What you are asked to do: Give only the number of lines that hold the word "this".

Data for the task:
__________________________________________________
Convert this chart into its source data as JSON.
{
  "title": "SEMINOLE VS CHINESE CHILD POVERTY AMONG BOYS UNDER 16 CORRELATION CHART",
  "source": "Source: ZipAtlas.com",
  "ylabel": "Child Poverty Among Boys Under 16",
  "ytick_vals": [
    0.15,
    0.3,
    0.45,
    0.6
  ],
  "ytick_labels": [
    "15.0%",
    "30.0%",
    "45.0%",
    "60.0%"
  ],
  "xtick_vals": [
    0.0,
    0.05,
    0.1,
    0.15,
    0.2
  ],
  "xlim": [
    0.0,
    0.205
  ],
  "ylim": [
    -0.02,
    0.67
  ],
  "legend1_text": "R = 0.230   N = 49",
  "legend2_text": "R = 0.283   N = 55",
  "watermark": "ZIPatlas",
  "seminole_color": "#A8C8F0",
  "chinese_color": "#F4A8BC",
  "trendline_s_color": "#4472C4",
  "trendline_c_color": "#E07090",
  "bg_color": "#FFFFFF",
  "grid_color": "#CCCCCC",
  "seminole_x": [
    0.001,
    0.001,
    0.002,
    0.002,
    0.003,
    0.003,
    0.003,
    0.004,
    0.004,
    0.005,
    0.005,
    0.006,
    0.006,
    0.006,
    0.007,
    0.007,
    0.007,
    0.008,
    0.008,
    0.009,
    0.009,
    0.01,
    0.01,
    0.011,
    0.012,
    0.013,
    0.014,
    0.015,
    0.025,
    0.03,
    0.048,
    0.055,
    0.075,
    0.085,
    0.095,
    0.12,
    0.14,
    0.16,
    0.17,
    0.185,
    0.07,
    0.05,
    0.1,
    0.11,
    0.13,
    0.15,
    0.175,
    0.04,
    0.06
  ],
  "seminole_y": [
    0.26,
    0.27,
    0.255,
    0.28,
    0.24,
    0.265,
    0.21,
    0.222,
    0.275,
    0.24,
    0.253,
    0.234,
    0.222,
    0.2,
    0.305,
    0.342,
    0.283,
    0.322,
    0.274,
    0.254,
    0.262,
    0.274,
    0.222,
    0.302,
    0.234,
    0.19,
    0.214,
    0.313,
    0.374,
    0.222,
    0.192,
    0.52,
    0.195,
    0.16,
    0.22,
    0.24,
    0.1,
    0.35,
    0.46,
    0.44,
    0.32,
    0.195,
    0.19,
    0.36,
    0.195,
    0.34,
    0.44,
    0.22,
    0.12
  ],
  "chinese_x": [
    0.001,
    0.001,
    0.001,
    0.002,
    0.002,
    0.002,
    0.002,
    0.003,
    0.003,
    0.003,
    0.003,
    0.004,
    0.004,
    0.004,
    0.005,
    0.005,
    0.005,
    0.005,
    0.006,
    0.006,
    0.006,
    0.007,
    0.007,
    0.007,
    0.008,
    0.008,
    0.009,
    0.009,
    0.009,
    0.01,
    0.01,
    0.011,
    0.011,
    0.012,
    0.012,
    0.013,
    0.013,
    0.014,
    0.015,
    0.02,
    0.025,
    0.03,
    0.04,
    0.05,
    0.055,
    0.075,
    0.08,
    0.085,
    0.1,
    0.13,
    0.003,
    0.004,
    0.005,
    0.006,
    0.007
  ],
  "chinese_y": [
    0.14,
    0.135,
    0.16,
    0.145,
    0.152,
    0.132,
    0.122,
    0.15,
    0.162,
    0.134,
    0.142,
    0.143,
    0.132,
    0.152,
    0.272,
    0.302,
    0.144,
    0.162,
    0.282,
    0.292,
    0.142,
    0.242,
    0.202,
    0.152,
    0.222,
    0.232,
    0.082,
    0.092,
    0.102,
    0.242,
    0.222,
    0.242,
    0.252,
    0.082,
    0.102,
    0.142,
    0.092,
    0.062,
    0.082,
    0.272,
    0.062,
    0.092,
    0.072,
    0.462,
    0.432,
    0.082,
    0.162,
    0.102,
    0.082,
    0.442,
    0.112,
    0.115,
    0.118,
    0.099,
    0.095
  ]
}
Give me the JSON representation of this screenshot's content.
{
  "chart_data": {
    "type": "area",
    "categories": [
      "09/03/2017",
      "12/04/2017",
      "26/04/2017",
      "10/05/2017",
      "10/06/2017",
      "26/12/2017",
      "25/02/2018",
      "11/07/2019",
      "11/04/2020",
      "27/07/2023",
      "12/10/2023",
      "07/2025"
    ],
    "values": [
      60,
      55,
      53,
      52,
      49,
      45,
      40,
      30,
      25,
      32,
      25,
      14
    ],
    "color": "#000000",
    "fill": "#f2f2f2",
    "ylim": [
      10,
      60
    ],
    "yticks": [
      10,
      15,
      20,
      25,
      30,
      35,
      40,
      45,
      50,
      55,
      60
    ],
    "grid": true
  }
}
__________________________________________________
Expected answer: 2